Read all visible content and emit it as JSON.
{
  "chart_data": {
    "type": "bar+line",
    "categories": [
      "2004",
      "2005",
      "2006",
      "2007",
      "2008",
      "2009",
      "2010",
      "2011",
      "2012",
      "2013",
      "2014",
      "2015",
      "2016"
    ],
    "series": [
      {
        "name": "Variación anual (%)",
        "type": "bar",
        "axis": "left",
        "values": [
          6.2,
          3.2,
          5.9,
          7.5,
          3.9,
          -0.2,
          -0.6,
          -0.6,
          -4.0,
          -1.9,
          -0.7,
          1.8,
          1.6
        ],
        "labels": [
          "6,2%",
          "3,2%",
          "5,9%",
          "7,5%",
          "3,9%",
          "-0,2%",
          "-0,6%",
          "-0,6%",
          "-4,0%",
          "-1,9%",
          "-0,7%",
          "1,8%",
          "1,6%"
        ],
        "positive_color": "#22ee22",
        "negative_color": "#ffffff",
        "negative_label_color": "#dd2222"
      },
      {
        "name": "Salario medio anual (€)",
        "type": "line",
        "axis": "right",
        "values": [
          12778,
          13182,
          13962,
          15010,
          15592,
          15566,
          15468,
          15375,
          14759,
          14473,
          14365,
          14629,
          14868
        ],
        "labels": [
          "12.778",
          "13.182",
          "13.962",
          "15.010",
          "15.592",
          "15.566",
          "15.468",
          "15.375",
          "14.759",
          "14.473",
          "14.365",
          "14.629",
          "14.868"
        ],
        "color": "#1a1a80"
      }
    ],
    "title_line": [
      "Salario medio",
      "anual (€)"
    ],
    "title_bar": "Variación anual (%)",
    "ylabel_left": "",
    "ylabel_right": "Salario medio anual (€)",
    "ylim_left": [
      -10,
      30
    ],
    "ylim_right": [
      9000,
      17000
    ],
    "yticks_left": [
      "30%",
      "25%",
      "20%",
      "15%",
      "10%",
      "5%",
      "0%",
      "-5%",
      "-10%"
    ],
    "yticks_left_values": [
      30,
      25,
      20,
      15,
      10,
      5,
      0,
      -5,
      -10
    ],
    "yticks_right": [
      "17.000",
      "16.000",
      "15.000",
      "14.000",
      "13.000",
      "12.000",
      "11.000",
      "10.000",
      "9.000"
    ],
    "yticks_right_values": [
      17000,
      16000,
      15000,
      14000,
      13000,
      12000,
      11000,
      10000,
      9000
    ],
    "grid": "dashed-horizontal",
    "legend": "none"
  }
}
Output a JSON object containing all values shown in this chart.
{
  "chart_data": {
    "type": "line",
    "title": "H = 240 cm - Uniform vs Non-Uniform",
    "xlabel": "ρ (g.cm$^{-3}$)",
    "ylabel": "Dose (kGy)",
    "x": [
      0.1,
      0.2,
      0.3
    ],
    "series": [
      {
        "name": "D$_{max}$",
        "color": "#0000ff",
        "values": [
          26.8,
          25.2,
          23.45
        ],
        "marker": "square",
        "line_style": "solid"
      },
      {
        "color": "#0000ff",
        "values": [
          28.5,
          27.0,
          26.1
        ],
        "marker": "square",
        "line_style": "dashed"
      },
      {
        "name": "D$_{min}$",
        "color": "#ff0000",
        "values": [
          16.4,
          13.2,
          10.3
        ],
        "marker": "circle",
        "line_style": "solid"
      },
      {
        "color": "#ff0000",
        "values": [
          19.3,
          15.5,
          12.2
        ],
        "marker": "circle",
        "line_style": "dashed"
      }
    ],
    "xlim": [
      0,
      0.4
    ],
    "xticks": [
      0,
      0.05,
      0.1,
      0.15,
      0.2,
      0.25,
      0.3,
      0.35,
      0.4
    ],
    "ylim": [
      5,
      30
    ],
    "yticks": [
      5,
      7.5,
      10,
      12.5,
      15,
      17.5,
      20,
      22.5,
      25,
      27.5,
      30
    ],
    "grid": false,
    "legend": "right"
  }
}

_ _ _ _ _ _ _

**EXERCISE DIRECTIONS:** All of the material above needs to be retyped word for word.

**THE COMPLETED TASK:**
Read all visible content and emit it as JSON.
{
  "chart_data": {
    "type": "bar+line",
    "categories": [
      "2004",
      "2005",
      "2006",
      "2007",
      "2008",
      "2009",
      "2010",
      "2011",
      "2012",
      "2013",
      "2014",
      "2015",
      "2016"
    ],
    "series": [
      {
        "name": "Variación anual (%)",
        "type": "bar",
        "axis": "left",
        "values": [
          6.2,
          3.2,
          5.9,
          7.5,
          3.9,
          -0.2,
          -0.6,
          -0.6,
          -4.0,
          -1.9,
          -0.7,
          1.8,
          1.6
        ],
        "labels": [
          "6,2%",
          "3,2%",
          "5,9%",
          "7,5%",
          "3,9%",
          "-0,2%",
          "-0,6%",
          "-0,6%",
          "-4,0%",
          "-1,9%",
          "-0,7%",
          "1,8%",
          "1,6%"
        ],
        "positive_color": "#22ee22",
        "negative_color": "#ffffff",
        "negative_label_color": "#dd2222"
      },
      {
        "name": "Salario medio anual (€)",
        "type": "line",
        "axis": "right",
        "values": [
          12778,
          13182,
          13962,
          15010,
          15592,
          15566,
          15468,
          15375,
          14759,
          14473,
          14365,
          14629,
          14868
        ],
        "labels": [
          "12.778",
          "13.182",
          "13.962",
          "15.010",
          "15.592",
          "15.566",
          "15.468",
          "15.375",
          "14.759",
          "14.473",
          "14.365",
          "14.629",
          "14.868"
        ],
        "color": "#1a1a80"
      }
    ],
    "title_line": [
      "Salario medio",
      "anual (€)"
    ],
    "title_bar": "Variación anual (%)",
    "ylabel_left": "",
    "ylabel_right": "Salario medio anual (€)",
    "ylim_left": [
      -10,
      30
    ],
    "ylim_right": [
      9000,
      17000
    ],
    "yticks_left": [
      "30%",
      "25%",
      "20%",
      "15%",
      "10%",
      "5%",
      "0%",
      "-5%",
      "-10%"
    ],
    "yticks_left_values": [
      30,
      25,
      20,
      15,
      10,
      5,
      0,
      -5,
      -10
    ],
    "yticks_right": [
      "17.000",
      "16.000",
      "15.000",
      "14.000",
      "13.000",
      "12.000",
      "11.000",
      "10.000",
      "9.000"
    ],
    "yticks_right_values": [
      17000,
      16000,
      15000,
      14000,
      13000,
      12000,
      11000,
      10000,
      9000
    ],
    "grid": "dashed-horizontal",
    "legend": "none"
  }
}
Output a JSON object containing all values shown in this chart.
{
  "chart_data": {
    "type": "line",
    "title": "H = 240 cm - Uniform vs Non-Uniform",
    "xlabel": "ρ (g.cm$^{-3}$)",
    "ylabel": "Dose (kGy)",
    "x": [
      0.1,
      0.2,
      0.3
    ],
    "series": [
      {
        "name": "D$_{max}$",
        "color": "#0000ff",
        "values": [
          26.8,
          25.2,
          23.45
        ],
        "marker": "square",
        "line_style": "solid"
      },
      {
        "color": "#0000ff",
        "values": [
          28.5,
          27.0,
          26.1
        ],
        "marker": "square",
        "line_style": "dashed"
      },
      {
        "name": "D$_{min}$",
        "color": "#ff0000",
        "values": [
          16.4,
          13.2,
          10.3
        ],
        "marker": "circle",
        "line_style": "solid"
      },
      {
        "color": "#ff0000",
        "values": [
          19.3,
          15.5,
          12.2
        ],
        "marker": "circle",
        "line_style": "dashed"
      }
    ],
    "xlim": [
      0,
      0.4
    ],
    "xticks": [
      0,
      0.05,
      0.1,
      0.15,
      0.2,
      0.25,
      0.3,
      0.35,
      0.4
    ],
    "ylim": [
      5,
      30
    ],
    "yticks": [
      5,
      7.5,
      10,
      12.5,
      15,
      17.5,
      20,
      22.5,
      25,
      27.5,
      30
    ],
    "grid": false,
    "legend": "right"
  }
}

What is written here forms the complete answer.